(TO BE DONE): Reproduce every line of the data below verbatim, omitting the pictures.

(SUPPLIED ENTRIES):
________________

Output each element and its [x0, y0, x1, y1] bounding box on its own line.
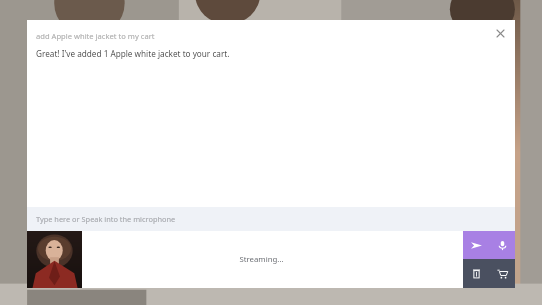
staticText: add Apple white jacket to my cart — [36, 31, 155, 41]
button[interactable]: Microphone — [489, 231, 515, 259]
staticText: Great! I've added 1 Apple white jacket t… — [36, 48, 230, 59]
staticText: Streaming... — [239, 254, 284, 265]
button[interactable]: Type here or Speak into the microphone — [27, 207, 515, 231]
button[interactable]: Cart — [489, 259, 515, 288]
button[interactable]: Delete — [463, 259, 489, 288]
staticText: Type here or Speak into the microphone — [36, 214, 176, 224]
button[interactable]: Close — [490, 23, 510, 43]
button[interactable]: Send — [463, 231, 489, 259]
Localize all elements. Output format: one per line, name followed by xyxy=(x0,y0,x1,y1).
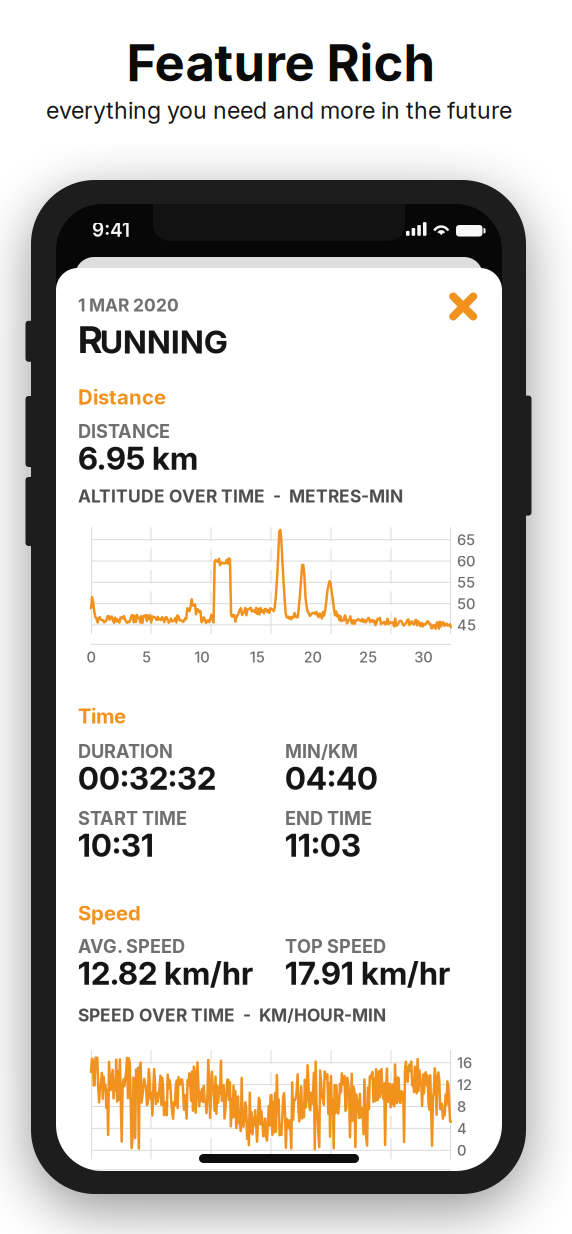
staticText: 0 xyxy=(457,1142,466,1159)
staticText: 6.95 km xyxy=(78,439,198,477)
staticText: 25 xyxy=(359,648,377,666)
staticText: 1 MAR 2020 xyxy=(78,295,179,316)
staticText: R xyxy=(78,316,103,362)
staticText: 10 xyxy=(194,648,209,666)
staticText: 20 xyxy=(304,648,322,666)
button[interactable]: Close xyxy=(441,284,485,328)
staticText: 17.91 km/hr xyxy=(285,954,450,992)
staticText: Time xyxy=(78,704,126,728)
staticText: 12.82 km/hr xyxy=(78,954,253,992)
staticText: END TIME xyxy=(285,808,372,829)
staticText: 30 xyxy=(414,648,432,666)
staticText: DISTANCE xyxy=(78,420,170,442)
staticText: 04:40 xyxy=(285,759,378,797)
staticText: TOP SPEED xyxy=(285,936,386,957)
staticText: everything you need and more in the futu… xyxy=(46,96,512,124)
staticText: Speed xyxy=(78,901,141,926)
staticText: 4 xyxy=(457,1120,467,1138)
staticText: MIN/KM xyxy=(285,740,358,762)
staticText: 8 xyxy=(457,1098,466,1116)
staticText: SPEED OVER TIME - KM/HOUR-MIN xyxy=(78,1005,386,1026)
staticText: 00:32:32 xyxy=(78,759,216,797)
staticText: 16 xyxy=(457,1054,472,1072)
staticText: 10:31 xyxy=(78,826,154,864)
staticText: 15 xyxy=(250,648,265,666)
staticText: 45 xyxy=(457,616,476,634)
staticText: 0 xyxy=(86,648,96,666)
staticText: ALTITUDE OVER TIME - METRES-MIN xyxy=(78,486,403,507)
staticText: 9:41 xyxy=(92,218,130,241)
staticText: 5 xyxy=(142,648,151,666)
staticText: 50 xyxy=(457,595,475,613)
staticText: 60 xyxy=(457,552,475,570)
staticText: Feature Rich xyxy=(126,32,436,94)
staticText: 12 xyxy=(457,1076,472,1094)
staticText: 11:03 xyxy=(285,826,361,864)
staticText: UNNING xyxy=(100,322,228,361)
staticText: 55 xyxy=(457,574,475,591)
staticText: AVG. SPEED xyxy=(78,936,185,957)
staticText: Distance xyxy=(78,385,166,410)
staticText: START TIME xyxy=(78,808,187,829)
staticText: DURATION xyxy=(78,740,173,762)
staticText: 65 xyxy=(457,531,475,549)
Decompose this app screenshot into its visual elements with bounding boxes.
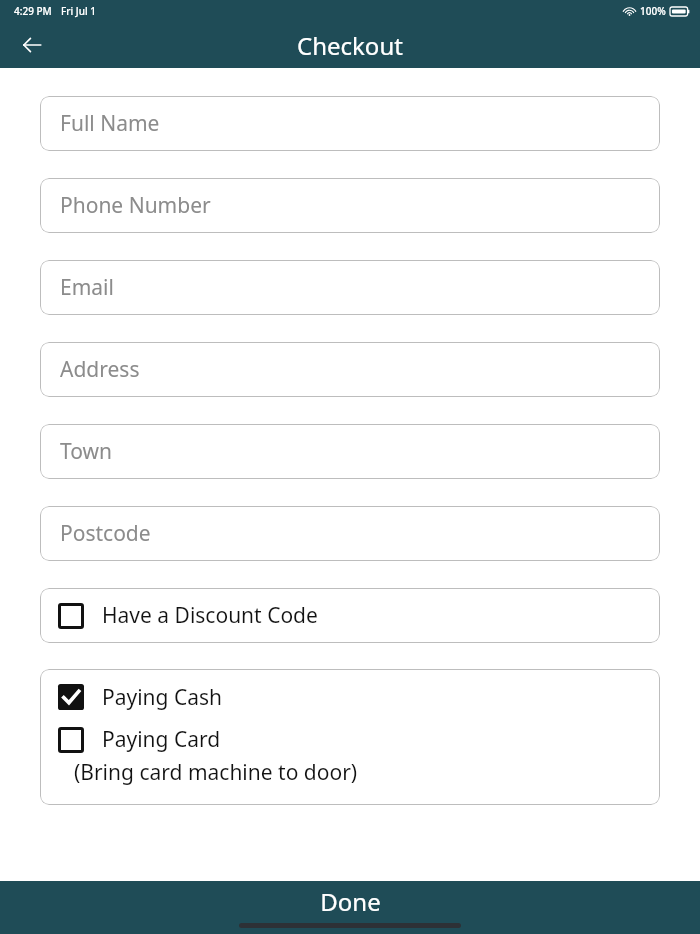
staticText: Fri Jul 1 xyxy=(61,4,96,18)
staticText: Town xyxy=(60,437,112,466)
staticText: 4:29 PM xyxy=(14,4,52,18)
staticText: Checkout xyxy=(297,29,403,62)
button[interactable]: Full Name xyxy=(40,96,660,151)
staticText: Paying Cash xyxy=(102,683,223,712)
staticText: Phone Number xyxy=(60,191,211,220)
button[interactable]: Phone Number xyxy=(40,178,660,233)
button[interactable]: Back xyxy=(12,25,52,65)
button[interactable]: Have a Discount Code xyxy=(40,588,660,643)
button[interactable]: Paying Cash xyxy=(40,669,660,725)
staticText: Address xyxy=(60,355,140,384)
staticText: Have a Discount Code xyxy=(102,601,318,630)
button[interactable]: Paying Card xyxy=(40,725,660,787)
staticText: Full Name xyxy=(60,109,160,138)
staticText: Postcode xyxy=(60,519,151,548)
button[interactable]: Postcode xyxy=(40,506,660,561)
staticText: Paying Card xyxy=(102,725,221,754)
staticText: Done xyxy=(320,885,381,918)
staticText: (Bring card machine to door) xyxy=(74,758,358,787)
staticText: Email xyxy=(60,273,114,302)
button[interactable]: Done xyxy=(0,881,700,921)
button[interactable]: Email xyxy=(40,260,660,315)
staticText: 100% xyxy=(640,4,666,18)
button[interactable]: Town xyxy=(40,424,660,479)
button[interactable]: Address xyxy=(40,342,660,397)
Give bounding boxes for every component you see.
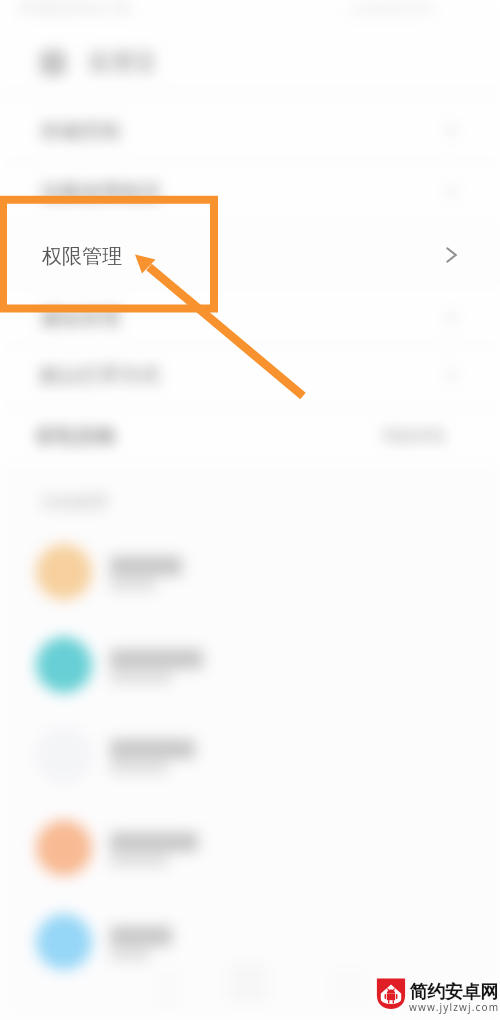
- staticText: 为你推荐: [40, 492, 108, 513]
- button[interactable]: [0, 526, 500, 618]
- button[interactable]: 权限管理: [0, 224, 500, 285]
- other: Open permission management: [446, 247, 457, 263]
- button[interactable]: [0, 619, 500, 711]
- button[interactable]: 权限管理: [0, 223, 500, 285]
- staticText: 简约安卓网: [410, 981, 498, 1004]
- staticText: 默认打开方式: [40, 363, 160, 388]
- button[interactable]: 默认打开方式: [0, 345, 500, 406]
- staticText: 权限管理: [42, 244, 122, 269]
- button[interactable]: [0, 896, 500, 988]
- button[interactable]: 流量使用情况: [0, 161, 500, 223]
- button[interactable]: 通知管理: [0, 285, 500, 345]
- other: Site logo: [376, 978, 406, 1008]
- other: Highlight annotation: [0, 0, 500, 1020]
- staticText: 流量使用情况: [40, 180, 160, 205]
- staticText: 应用宝: [88, 48, 157, 77]
- button[interactable]: [0, 709, 500, 801]
- button[interactable]: 省电策略: [0, 412, 500, 462]
- staticText: www.jylzwj.com: [409, 1000, 500, 1014]
- staticText: 省电策略: [33, 423, 117, 449]
- button[interactable]: 存储空间: [0, 100, 500, 161]
- staticText: 通知管理: [40, 306, 120, 331]
- staticText: 存储空间: [40, 119, 120, 144]
- button[interactable]: [0, 802, 500, 894]
- staticText: 智能省电: [382, 426, 446, 446]
- staticText: 权限管理: [40, 243, 120, 268]
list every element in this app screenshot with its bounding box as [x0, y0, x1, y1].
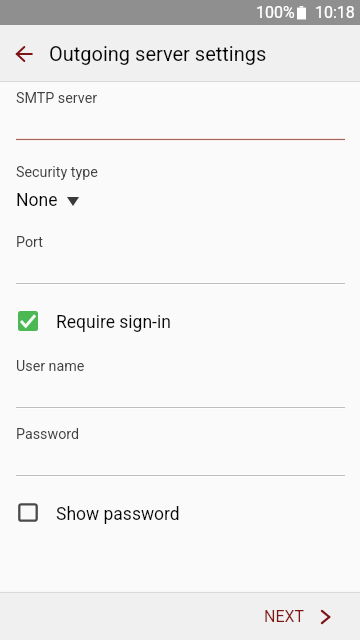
staticText: Show password: [56, 504, 180, 525]
staticText: NEXT: [264, 607, 305, 626]
staticText: 10:18: [315, 3, 355, 22]
staticText: Outgoing server settings: [49, 42, 267, 65]
staticText: None: [16, 190, 58, 211]
staticText: User name: [16, 358, 85, 375]
staticText: Password: [16, 426, 80, 443]
button[interactable]: None: [16, 188, 79, 212]
staticText: Require sign-in: [56, 312, 171, 333]
button[interactable]: Back: [8, 38, 40, 70]
button[interactable]: NEXT: [244, 593, 360, 640]
button[interactable]: Show password: [0, 491, 360, 537]
staticText: Security type: [16, 164, 98, 181]
staticText: SMTP server: [16, 90, 98, 107]
staticText: 100%: [256, 3, 295, 22]
button[interactable]: Require sign-in: [0, 299, 360, 345]
staticText: Port: [16, 234, 43, 251]
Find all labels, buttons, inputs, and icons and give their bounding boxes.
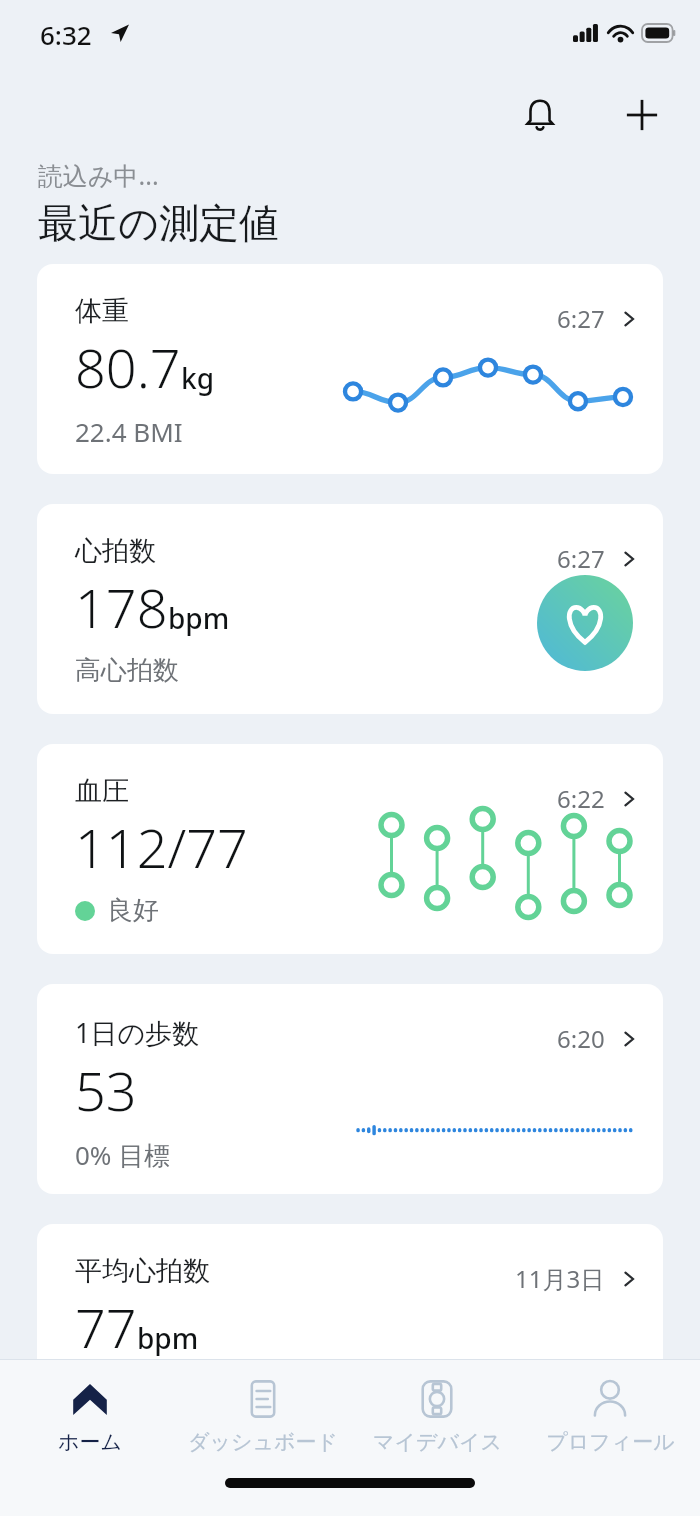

________________

(THE ANSWER):
Output each element and its [x0, y0, x1, y1] bounding box on its own line.
staticText: add Apple white jacket to my cart — [36, 31, 155, 41]
button[interactable]: Microphone — [489, 231, 515, 259]
staticText: Great! I've added 1 Apple white jacket t… — [36, 48, 230, 59]
staticText: Streaming... — [239, 254, 284, 265]
button[interactable]: Type here or Speak into the microphone — [27, 207, 515, 231]
button[interactable]: Cart — [489, 259, 515, 288]
button[interactable]: Delete — [463, 259, 489, 288]
staticText: Type here or Speak into the microphone — [36, 214, 176, 224]
button[interactable]: Close — [490, 23, 510, 43]
button[interactable]: Send — [463, 231, 489, 259]
Localize all elements. Output format: one per line, name followed by xyxy=(x0,y0,x1,y1).
staticText: 0 xyxy=(457,1142,466,1159)
staticText: 6.95 km xyxy=(78,439,198,477)
staticText: 25 xyxy=(359,648,377,666)
staticText: 1 MAR 2020 xyxy=(78,295,179,316)
staticText: R xyxy=(78,316,103,362)
staticText: 10 xyxy=(194,648,209,666)
staticText: 20 xyxy=(304,648,322,666)
button[interactable]: Close xyxy=(441,284,485,328)
staticText: 17.91 km/hr xyxy=(285,954,450,992)
staticText: Time xyxy=(78,704,126,728)
staticText: 12.82 km/hr xyxy=(78,954,253,992)
staticText: END TIME xyxy=(285,808,372,829)
staticText: 30 xyxy=(414,648,432,666)
staticText: DISTANCE xyxy=(78,420,170,442)
staticText: 04:40 xyxy=(285,759,378,797)
staticText: TOP SPEED xyxy=(285,936,386,957)
staticText: everything you need and more in the futu… xyxy=(46,96,512,124)
staticText: Speed xyxy=(78,901,141,926)
staticText: 4 xyxy=(457,1120,467,1138)
staticText: MIN/KM xyxy=(285,740,358,762)
staticText: 8 xyxy=(457,1098,466,1116)
staticText: SPEED OVER TIME - KM/HOUR-MIN xyxy=(78,1005,386,1026)
staticText: 00:32:32 xyxy=(78,759,216,797)
staticText: 16 xyxy=(457,1054,472,1072)
staticText: 10:31 xyxy=(78,826,154,864)
staticText: 15 xyxy=(250,648,265,666)
staticText: 45 xyxy=(457,616,476,634)
staticText: 0 xyxy=(86,648,96,666)
staticText: ALTITUDE OVER TIME - METRES-MIN xyxy=(78,486,403,507)
staticText: 9:41 xyxy=(92,218,130,241)
staticText: 5 xyxy=(142,648,151,666)
staticText: 50 xyxy=(457,595,475,613)
staticText: 60 xyxy=(457,552,475,570)
staticText: Feature Rich xyxy=(126,32,436,94)
staticText: 12 xyxy=(457,1076,472,1094)
staticText: 11:03 xyxy=(285,826,361,864)
staticText: UNNING xyxy=(100,322,228,361)
staticText: 55 xyxy=(457,574,475,591)
staticText: AVG. SPEED xyxy=(78,936,185,957)
staticText: Distance xyxy=(78,385,166,410)
staticText: START TIME xyxy=(78,808,187,829)
staticText: DURATION xyxy=(78,740,173,762)
staticText: 65 xyxy=(457,531,475,549)
Decompose this app screenshot into its visual elements with bounding boxes.
staticText: Fri Jul 1 xyxy=(61,4,96,18)
staticText: Town xyxy=(60,437,112,466)
staticText: 4:29 PM xyxy=(14,4,52,18)
staticText: Checkout xyxy=(297,29,403,62)
button[interactable]: Full Name xyxy=(40,96,660,151)
staticText: Paying Cash xyxy=(102,683,223,712)
staticText: Phone Number xyxy=(60,191,211,220)
button[interactable]: Phone Number xyxy=(40,178,660,233)
button[interactable]: Back xyxy=(12,25,52,65)
button[interactable]: Have a Discount Code xyxy=(40,588,660,643)
button[interactable]: Paying Cash xyxy=(40,669,660,725)
staticText: Address xyxy=(60,355,140,384)
staticText: Have a Discount Code xyxy=(102,601,318,630)
button[interactable]: Paying Card xyxy=(40,725,660,787)
staticText: Full Name xyxy=(60,109,160,138)
staticText: Postcode xyxy=(60,519,151,548)
button[interactable]: Postcode xyxy=(40,506,660,561)
staticText: Paying Card xyxy=(102,725,221,754)
staticText: Done xyxy=(320,885,381,918)
staticText: (Bring card machine to door) xyxy=(74,758,358,787)
staticText: Email xyxy=(60,273,114,302)
button[interactable]: Done xyxy=(0,881,700,921)
button[interactable]: Email xyxy=(40,260,660,315)
staticText: 100% xyxy=(640,4,666,18)
button[interactable]: Town xyxy=(40,424,660,479)
button[interactable]: Address xyxy=(40,342,660,397)
Give bounding boxes for every component you see.
- staticText: 为你推荐: [40, 492, 108, 513]
- button[interactable]: [0, 526, 500, 618]
- button[interactable]: 权限管理: [0, 224, 500, 285]
- other: Open permission management: [446, 247, 457, 263]
- button[interactable]: [0, 619, 500, 711]
- button[interactable]: 权限管理: [0, 223, 500, 285]
- staticText: 简约安卓网: [410, 981, 498, 1004]
- staticText: 默认打开方式: [40, 363, 160, 388]
- button[interactable]: 默认打开方式: [0, 345, 500, 406]
- staticText: 权限管理: [42, 244, 122, 269]
- button[interactable]: [0, 896, 500, 988]
- button[interactable]: 流量使用情况: [0, 161, 500, 223]
- button[interactable]: 通知管理: [0, 285, 500, 345]
- other: Site logo: [376, 978, 406, 1008]
- other: Highlight annotation: [0, 0, 500, 1020]
- staticText: 流量使用情况: [40, 180, 160, 205]
- staticText: 应用宝: [88, 48, 157, 77]
- button[interactable]: [0, 709, 500, 801]
- button[interactable]: 省电策略: [0, 412, 500, 462]
- staticText: www.jylzwj.com: [409, 1000, 500, 1014]
- staticText: 省电策略: [33, 423, 117, 449]
- button[interactable]: 存储空间: [0, 100, 500, 161]
- staticText: 通知管理: [40, 306, 120, 331]
- staticText: 存储空间: [40, 119, 120, 144]
- button[interactable]: [0, 802, 500, 894]
- staticText: 智能省电: [382, 426, 446, 446]
- staticText: 权限管理: [40, 243, 120, 268]
list every element in this app screenshot with its bounding box as [x0, y0, x1, y1].
staticText: Show password: [56, 504, 180, 525]
staticText: NEXT: [264, 607, 305, 626]
staticText: 10:18: [315, 3, 355, 22]
staticText: Outgoing server settings: [49, 42, 267, 65]
staticText: None: [16, 190, 58, 211]
staticText: User name: [16, 358, 85, 375]
staticText: Password: [16, 426, 80, 443]
button[interactable]: None: [16, 188, 79, 212]
staticText: Require sign-in: [56, 312, 171, 333]
button[interactable]: Back: [8, 38, 40, 70]
button[interactable]: NEXT: [244, 593, 360, 640]
button[interactable]: Show password: [0, 491, 360, 537]
staticText: Security type: [16, 164, 98, 181]
staticText: SMTP server: [16, 90, 98, 107]
staticText: 100%: [256, 3, 295, 22]
button[interactable]: Require sign-in: [0, 299, 360, 345]
staticText: Port: [16, 234, 43, 251]
Find all labels, buttons, inputs, and icons and give their bounding boxes.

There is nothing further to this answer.